Given exercise
Lift every line from the entries that includes the word "name".

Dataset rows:
-*-*-

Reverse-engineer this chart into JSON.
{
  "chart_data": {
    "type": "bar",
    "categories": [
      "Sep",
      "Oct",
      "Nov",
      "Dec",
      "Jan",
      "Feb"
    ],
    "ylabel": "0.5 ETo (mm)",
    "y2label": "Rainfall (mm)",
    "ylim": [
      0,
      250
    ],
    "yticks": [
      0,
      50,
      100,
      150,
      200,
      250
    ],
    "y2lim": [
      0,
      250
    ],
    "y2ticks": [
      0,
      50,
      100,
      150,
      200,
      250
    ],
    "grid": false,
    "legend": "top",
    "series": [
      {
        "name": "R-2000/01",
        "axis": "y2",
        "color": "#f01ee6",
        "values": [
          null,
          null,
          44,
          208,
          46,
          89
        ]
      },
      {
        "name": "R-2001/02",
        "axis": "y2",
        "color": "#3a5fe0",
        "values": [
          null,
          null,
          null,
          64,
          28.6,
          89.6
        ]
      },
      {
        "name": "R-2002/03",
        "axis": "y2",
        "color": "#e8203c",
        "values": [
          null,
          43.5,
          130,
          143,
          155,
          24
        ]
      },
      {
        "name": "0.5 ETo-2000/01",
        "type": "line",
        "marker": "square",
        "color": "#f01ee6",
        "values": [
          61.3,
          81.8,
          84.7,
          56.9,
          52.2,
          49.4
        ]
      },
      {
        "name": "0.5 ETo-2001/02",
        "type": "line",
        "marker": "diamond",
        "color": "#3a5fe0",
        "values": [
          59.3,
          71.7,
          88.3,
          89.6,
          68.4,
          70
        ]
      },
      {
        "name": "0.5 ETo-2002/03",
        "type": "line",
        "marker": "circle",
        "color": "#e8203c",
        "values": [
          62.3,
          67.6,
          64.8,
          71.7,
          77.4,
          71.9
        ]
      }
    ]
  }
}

-*-*-

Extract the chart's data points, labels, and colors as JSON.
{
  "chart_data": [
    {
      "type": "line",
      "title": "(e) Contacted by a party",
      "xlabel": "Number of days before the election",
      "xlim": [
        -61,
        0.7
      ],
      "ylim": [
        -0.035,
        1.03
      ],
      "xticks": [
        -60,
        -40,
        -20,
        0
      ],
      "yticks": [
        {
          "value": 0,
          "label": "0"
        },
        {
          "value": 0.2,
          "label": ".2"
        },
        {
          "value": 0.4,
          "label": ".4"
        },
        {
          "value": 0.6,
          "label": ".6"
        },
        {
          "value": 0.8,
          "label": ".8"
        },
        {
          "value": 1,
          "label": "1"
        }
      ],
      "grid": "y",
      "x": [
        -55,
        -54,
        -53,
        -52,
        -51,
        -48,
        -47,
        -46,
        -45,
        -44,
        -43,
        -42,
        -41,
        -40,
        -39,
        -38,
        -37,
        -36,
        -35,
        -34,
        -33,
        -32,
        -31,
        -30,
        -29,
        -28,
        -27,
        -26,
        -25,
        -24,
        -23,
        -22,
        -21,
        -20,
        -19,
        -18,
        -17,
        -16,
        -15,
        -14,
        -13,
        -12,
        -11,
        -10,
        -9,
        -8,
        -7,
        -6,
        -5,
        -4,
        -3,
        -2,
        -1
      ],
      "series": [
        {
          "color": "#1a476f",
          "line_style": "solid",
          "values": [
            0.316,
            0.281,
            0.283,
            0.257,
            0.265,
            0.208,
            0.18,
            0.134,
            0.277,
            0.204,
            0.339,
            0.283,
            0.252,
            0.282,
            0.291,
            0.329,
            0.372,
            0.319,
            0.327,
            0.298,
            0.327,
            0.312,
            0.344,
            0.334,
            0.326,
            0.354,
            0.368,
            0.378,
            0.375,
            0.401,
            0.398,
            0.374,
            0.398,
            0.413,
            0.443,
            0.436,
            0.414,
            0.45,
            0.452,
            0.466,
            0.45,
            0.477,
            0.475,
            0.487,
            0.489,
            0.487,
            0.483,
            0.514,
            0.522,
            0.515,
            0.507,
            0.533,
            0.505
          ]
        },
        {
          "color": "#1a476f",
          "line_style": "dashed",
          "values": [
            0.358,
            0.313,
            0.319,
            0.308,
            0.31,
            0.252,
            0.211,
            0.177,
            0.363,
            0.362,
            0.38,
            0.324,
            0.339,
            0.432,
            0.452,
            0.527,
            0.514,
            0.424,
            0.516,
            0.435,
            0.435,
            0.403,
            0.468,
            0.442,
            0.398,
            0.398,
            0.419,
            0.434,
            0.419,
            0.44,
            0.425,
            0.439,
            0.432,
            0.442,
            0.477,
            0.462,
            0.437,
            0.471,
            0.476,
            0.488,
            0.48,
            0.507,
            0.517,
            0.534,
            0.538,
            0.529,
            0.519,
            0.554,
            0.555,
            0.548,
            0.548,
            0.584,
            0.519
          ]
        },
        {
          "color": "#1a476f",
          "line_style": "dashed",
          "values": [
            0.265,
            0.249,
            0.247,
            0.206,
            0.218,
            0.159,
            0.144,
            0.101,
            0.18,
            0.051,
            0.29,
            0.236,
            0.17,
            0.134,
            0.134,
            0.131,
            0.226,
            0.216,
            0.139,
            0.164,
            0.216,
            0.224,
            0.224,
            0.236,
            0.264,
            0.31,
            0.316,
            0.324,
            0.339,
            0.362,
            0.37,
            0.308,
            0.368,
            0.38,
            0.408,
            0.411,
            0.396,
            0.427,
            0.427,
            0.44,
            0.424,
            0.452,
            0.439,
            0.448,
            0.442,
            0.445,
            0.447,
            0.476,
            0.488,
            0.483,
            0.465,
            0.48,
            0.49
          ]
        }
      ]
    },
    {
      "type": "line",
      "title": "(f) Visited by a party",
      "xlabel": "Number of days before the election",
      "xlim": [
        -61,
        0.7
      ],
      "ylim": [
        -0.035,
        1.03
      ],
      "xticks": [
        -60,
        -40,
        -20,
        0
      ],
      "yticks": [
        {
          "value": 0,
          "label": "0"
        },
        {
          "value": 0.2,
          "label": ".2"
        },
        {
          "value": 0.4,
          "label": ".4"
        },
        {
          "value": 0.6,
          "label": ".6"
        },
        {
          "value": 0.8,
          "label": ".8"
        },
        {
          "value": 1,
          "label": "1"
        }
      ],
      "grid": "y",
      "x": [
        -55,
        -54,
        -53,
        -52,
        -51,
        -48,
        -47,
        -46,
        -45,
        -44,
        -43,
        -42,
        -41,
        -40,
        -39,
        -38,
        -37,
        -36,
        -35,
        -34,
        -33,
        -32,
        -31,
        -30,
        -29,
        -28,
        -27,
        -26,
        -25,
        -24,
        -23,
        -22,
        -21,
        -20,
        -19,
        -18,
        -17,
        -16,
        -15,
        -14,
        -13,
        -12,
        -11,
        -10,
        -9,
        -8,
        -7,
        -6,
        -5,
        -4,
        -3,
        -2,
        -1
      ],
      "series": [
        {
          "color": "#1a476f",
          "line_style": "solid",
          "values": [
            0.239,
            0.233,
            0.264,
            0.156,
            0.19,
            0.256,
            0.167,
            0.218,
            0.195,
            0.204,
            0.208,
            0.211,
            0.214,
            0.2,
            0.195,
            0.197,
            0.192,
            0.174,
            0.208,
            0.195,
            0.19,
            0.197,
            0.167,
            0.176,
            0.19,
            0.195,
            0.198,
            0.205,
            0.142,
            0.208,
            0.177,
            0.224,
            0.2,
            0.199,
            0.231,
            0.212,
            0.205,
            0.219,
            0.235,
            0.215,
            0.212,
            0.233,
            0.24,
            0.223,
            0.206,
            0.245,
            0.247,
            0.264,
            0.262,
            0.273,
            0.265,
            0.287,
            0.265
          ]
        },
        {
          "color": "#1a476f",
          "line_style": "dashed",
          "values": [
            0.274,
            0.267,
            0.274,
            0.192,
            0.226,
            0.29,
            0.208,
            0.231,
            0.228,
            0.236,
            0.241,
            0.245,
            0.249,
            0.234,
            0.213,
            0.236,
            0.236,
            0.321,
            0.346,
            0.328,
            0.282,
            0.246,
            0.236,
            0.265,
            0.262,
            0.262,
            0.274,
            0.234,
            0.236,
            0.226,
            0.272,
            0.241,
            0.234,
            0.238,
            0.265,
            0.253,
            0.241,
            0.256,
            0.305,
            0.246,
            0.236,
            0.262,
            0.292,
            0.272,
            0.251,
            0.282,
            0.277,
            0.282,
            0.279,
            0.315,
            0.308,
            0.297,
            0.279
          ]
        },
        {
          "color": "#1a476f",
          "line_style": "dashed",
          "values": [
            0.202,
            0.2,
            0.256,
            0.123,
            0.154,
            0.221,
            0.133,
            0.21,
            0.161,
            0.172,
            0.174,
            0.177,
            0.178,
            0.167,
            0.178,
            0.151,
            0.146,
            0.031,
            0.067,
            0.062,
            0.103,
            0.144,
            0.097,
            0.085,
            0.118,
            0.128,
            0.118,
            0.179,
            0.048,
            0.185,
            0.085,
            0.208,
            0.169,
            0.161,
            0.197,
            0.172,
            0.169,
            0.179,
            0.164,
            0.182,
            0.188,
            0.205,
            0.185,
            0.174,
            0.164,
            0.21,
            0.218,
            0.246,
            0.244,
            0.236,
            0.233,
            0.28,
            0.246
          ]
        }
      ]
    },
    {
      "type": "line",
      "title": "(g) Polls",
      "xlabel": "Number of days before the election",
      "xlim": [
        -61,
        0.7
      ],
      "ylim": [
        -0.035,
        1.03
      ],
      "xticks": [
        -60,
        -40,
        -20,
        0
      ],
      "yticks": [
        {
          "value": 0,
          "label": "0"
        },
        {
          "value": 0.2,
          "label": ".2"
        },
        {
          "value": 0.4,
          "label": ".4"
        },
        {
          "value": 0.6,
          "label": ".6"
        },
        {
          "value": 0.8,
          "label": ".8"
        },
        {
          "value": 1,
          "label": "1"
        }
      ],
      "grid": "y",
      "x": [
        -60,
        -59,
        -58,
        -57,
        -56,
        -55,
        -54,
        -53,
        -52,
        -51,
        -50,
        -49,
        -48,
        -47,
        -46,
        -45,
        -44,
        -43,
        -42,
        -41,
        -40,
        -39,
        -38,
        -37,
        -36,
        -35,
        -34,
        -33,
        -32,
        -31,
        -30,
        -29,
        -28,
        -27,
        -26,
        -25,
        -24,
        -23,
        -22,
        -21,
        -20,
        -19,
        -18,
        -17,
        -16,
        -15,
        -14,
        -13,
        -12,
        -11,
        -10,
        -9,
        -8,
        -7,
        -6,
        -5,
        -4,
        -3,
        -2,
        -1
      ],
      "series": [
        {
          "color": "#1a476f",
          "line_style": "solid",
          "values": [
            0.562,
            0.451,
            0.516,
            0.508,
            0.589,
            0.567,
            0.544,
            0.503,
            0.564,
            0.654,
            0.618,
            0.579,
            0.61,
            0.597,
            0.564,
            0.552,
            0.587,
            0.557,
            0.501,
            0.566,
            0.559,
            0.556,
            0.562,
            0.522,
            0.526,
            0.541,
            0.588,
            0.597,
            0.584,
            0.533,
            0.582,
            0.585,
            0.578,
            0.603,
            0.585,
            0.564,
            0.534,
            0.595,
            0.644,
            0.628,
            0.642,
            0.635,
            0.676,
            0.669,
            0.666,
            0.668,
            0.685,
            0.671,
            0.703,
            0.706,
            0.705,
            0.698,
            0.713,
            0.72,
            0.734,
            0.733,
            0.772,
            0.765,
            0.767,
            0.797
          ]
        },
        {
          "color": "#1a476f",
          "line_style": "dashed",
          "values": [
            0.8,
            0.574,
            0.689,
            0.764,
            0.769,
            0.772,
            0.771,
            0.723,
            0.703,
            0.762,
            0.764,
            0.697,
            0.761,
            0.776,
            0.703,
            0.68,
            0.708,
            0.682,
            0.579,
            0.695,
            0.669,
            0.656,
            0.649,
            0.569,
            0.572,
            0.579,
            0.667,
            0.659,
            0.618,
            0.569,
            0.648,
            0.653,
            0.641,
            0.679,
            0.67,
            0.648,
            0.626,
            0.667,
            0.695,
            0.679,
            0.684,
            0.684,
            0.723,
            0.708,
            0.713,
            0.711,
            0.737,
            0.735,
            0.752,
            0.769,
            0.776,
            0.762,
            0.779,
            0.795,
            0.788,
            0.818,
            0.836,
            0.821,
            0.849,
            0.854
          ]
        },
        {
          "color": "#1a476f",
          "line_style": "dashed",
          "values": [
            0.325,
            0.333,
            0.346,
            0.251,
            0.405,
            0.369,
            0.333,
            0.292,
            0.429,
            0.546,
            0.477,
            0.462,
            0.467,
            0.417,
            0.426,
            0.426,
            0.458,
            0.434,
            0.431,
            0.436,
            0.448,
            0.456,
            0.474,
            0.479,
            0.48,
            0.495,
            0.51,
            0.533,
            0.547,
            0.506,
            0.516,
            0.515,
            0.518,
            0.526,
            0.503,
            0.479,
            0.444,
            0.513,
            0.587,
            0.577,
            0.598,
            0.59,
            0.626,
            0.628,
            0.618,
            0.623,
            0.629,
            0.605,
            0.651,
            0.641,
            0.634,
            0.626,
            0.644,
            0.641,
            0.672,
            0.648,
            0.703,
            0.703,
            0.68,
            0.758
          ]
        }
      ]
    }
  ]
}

-*-*-

Response
        "name": "R-2000/01",
        "name": "R-2001/02",
        "name": "R-2002/03",
        "name": "0.5 ETo-2000/01",
        "name": "0.5 ETo-2001/02",
        "name": "0.5 ETo-2002/03",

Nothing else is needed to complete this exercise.